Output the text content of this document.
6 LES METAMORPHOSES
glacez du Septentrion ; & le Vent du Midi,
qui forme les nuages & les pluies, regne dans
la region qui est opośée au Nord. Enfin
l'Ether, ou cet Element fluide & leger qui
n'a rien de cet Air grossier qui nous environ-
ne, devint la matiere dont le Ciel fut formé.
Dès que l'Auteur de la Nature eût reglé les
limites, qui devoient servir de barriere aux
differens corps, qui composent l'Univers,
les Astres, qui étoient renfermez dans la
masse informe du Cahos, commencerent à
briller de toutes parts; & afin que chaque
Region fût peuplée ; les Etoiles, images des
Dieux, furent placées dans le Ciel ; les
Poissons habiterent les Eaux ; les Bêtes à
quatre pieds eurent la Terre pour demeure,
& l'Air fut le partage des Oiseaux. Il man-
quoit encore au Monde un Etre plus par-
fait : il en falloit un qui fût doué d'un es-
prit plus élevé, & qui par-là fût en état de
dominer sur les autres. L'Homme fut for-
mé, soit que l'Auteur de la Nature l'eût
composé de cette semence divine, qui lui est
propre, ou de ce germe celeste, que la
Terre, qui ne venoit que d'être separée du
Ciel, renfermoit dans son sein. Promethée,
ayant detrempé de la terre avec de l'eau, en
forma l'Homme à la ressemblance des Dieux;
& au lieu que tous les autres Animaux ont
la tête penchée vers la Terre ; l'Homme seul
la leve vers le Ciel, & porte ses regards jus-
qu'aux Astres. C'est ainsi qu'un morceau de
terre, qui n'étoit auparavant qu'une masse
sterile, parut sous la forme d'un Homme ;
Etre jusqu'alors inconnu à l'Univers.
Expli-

===

Would you give the material above again, complete and exact?

Output the text content of this document.
6 LES METAMORPHOSES
glacez du Septentrion ; & le Vent du Midi,
qui forme les nuages & les pluies, regne dans
la region qui est opośée au Nord. Enfin
l'Ether, ou cet Element fluide & leger qui
n'a rien de cet Air grossier qui nous environ-
ne, devint la matiere dont le Ciel fut formé.
Dès que l'Auteur de la Nature eût reglé les
limites, qui devoient servir de barriere aux
differens corps, qui composent l'Univers,
les Astres, qui étoient renfermez dans la
masse informe du Cahos, commencerent à
briller de toutes parts; & afin que chaque
Region fût peuplée ; les Etoiles, images des
Dieux, furent placées dans le Ciel ; les
Poissons habiterent les Eaux ; les Bêtes à
quatre pieds eurent la Terre pour demeure,
& l'Air fut le partage des Oiseaux. Il man-
quoit encore au Monde un Etre plus par-
fait : il en falloit un qui fût doué d'un es-
prit plus élevé, & qui par-là fût en état de
dominer sur les autres. L'Homme fut for-
mé, soit que l'Auteur de la Nature l'eût
composé de cette semence divine, qui lui est
propre, ou de ce germe celeste, que la
Terre, qui ne venoit que d'être separée du
Ciel, renfermoit dans son sein. Promethée,
ayant detrempé de la terre avec de l'eau, en
forma l'Homme à la ressemblance des Dieux;
& au lieu que tous les autres Animaux ont
la tête penchée vers la Terre ; l'Homme seul
la leve vers le Ciel, & porte ses regards jus-
qu'aux Astres. C'est ainsi qu'un morceau de
terre, qui n'étoit auparavant qu'une masse
sterile, parut sous la forme d'un Homme ;
Etre jusqu'alors inconnu à l'Univers.
Expli-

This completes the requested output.